Stated goal A - Revise the passage of the performance optimization document starting at "Optimizer loop (ADAM" and ending at "(SexpatCF + ConstantCF)", replacing "setParameters" with "updateHyperparameters".
Stated goal B - According to the performance optimization document, what does the GP training hot-path account for?
Stated goal C - Pick up the performance optimization document from where it stops.

Article -

────────────────────

Performance Optimisation¶

Overview¶

This document covers the performance-critical paths in the GP model and the optimisation techniques applied to them. The GP training hot-path accounts for the bulk of wall-clock time during dimer searches.

GP Hot-Path Architecture¶

The inner loop of hyperparameter optimisation (ADAM or SCG) calls evaluateEnergyAndGradient at each iteration, which triggers the full covariance matrix assembly, Cholesky decomposition, and gradient computation pipeline.

Optimizer loop (ADAM / SCG)
  |
  +-- evaluateEnergyAndGradient(w)
        |
        +-- setParameters(w)
        +-- evaluateEnergy(x, x_ind, y)
        |     +-- evaluateTrainingCovarianceMatrix
        |     |     +-- applyCovarianceFunction  (SexpatCF + ConstantCF)
        |     |     |     +-- dist_at / dist_at_vec  <-- distance computation
        |     |     |     +-- extractCoordinatesByIndex
        |     |     +-- LikGaussian::evaluateTrainingCovarianceMatrix  <-- diagonal noise
        |     +-- decomposeCovarianceMatrix  (Cholesky, O(N^3))
        |     +-- calculateMeanPrediction
        |
        +-- evaluateGradient(x, x_ind, y, gradient)

────────────────────

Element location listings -
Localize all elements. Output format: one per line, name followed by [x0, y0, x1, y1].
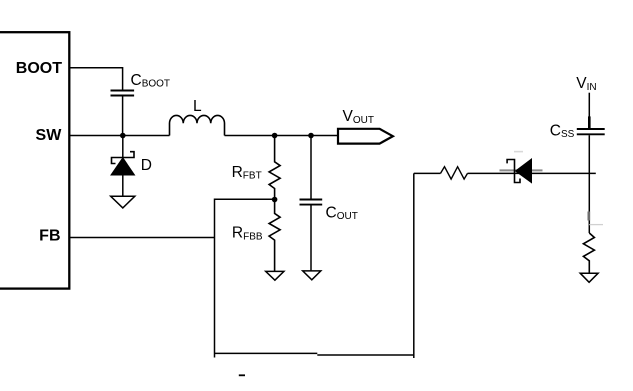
- node SW junction dot: [120, 133, 126, 139]
- resistor R_FBB: [269, 200, 280, 272]
- wire right riser: [413, 173, 415, 358]
- svg-text:BOOT: BOOT: [16, 60, 62, 77]
- svg-text:SW: SW: [36, 127, 63, 144]
- faint gray tick: [589, 224, 603, 226]
- node C_OUT top dot: [308, 133, 314, 139]
- resistor (bottom right, unlabeled): [583, 233, 594, 273]
- stray dash mark: [239, 374, 245, 376]
- wire bottom right segment: [317, 354, 414, 356]
- gray ghost wire through diode: [500, 169, 543, 171]
- wire C_OUT bottom lead: [310, 206, 312, 271]
- wire diode to ground: [122, 175, 124, 196]
- svg-text:RFBT: RFBT: [232, 164, 262, 182]
- wire FB riser and corner to divider: [215, 199, 275, 357]
- faint smudge above diode: [514, 151, 523, 153]
- svg-text:VOUT: VOUT: [343, 108, 374, 126]
- wire V_IN to C_SS: [588, 93, 590, 129]
- svg-text:VIN: VIN: [576, 75, 596, 93]
- diode D (schottky, cathode up): [111, 152, 135, 175]
- thick stub above C_SS plate: [588, 116, 591, 128]
- svg-text:CBOOT: CBOOT: [131, 72, 171, 90]
- wire bottom left segment: [215, 352, 318, 354]
- wire top right horizontal: [414, 172, 441, 174]
- ground (C_OUT): [303, 271, 321, 280]
- resistor R_FBT: [269, 136, 280, 200]
- wire C_SS to junction and down to resistor: [588, 135, 590, 233]
- svg-text:CSS: CSS: [550, 122, 575, 140]
- wire SW pin to inductor: [69, 135, 169, 137]
- svg-text:COUT: COUT: [326, 204, 358, 222]
- wire BOOT pin to C_BOOT: [69, 68, 122, 90]
- wire FB pin: [69, 237, 214, 239]
- output flag V_OUT: [338, 129, 393, 144]
- svg-text:FB: FB: [39, 228, 60, 245]
- ground (diode D): [111, 196, 135, 208]
- wire C_BOOT to SW node: [122, 96, 124, 135]
- diode (schottky, pointing left): [507, 159, 531, 183]
- node R_FBT top dot: [272, 133, 278, 139]
- wire SW node to diode D: [122, 136, 124, 158]
- wire resistor to diode and on to C_SS node: [468, 172, 596, 174]
- svg-text:RFBB: RFBB: [232, 225, 263, 243]
- svg-text:L: L: [193, 98, 202, 115]
- inductor L: [170, 115, 225, 135]
- ground (bottom right): [580, 273, 598, 282]
- capacitor C_SS: [577, 129, 605, 134]
- ground (R_FBB): [266, 271, 284, 280]
- node FB divider dot: [272, 197, 278, 203]
- wire inductor to V_OUT: [225, 135, 339, 137]
- svg-text:D: D: [141, 157, 152, 174]
- IC box U1: [0, 32, 69, 288]
- capacitor C_BOOT: [111, 91, 135, 96]
- resistor (horizontal, unlabeled): [441, 167, 468, 179]
- wire C_OUT top lead: [310, 136, 312, 199]
- gray stub on vertical: [588, 212, 591, 221]
- capacitor C_OUT: [300, 200, 323, 205]
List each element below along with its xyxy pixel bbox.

────────────────────

Output A -
Optimizer loop (ADAM / SCG)
  |
  +-- evaluateEnergyAndGradient(w)
        |
        +-- updateHyperparameters(w)
        +-- evaluateEnergy(x, x_ind, y)
        |     +-- evaluateTrainingCovarianceMatrix
        |     |     +-- applyCovarianceFunction  (SexpatCF + ConstantCF)

Output B - The bulk of wall-clock time during dimer searches.

Output C -
              +-- calculateGradientWithCovFunc  (SexpatCF)
              |     +-- Gradient::calculateDerivativesSameDim
              |     |     +-- calculateGradientBetweenMovingAtoms
              |     |     +-- calculateGradientBetweenMovingAndFrozenAtoms
              |     +-- Gradient::calculateDerivativesDiffDim
              +-- calculateGradientWithCovFunc  (ConstantCF)

Optimisation Techniques Applied¶

1. Pre-compute loop-invariant x2 quantities¶

In dist_at, dist_at_vec, and Gradient inner loops, the x2-dependent inverse distances are invariant across the outer n-loop (x1 observations). Pre-computing them into a std::vector<double> before the n-loop eliminates (n1-1) redundant coordinate extractions and norm computations per atom pair.

Function	Before (per pair)	After (per pair)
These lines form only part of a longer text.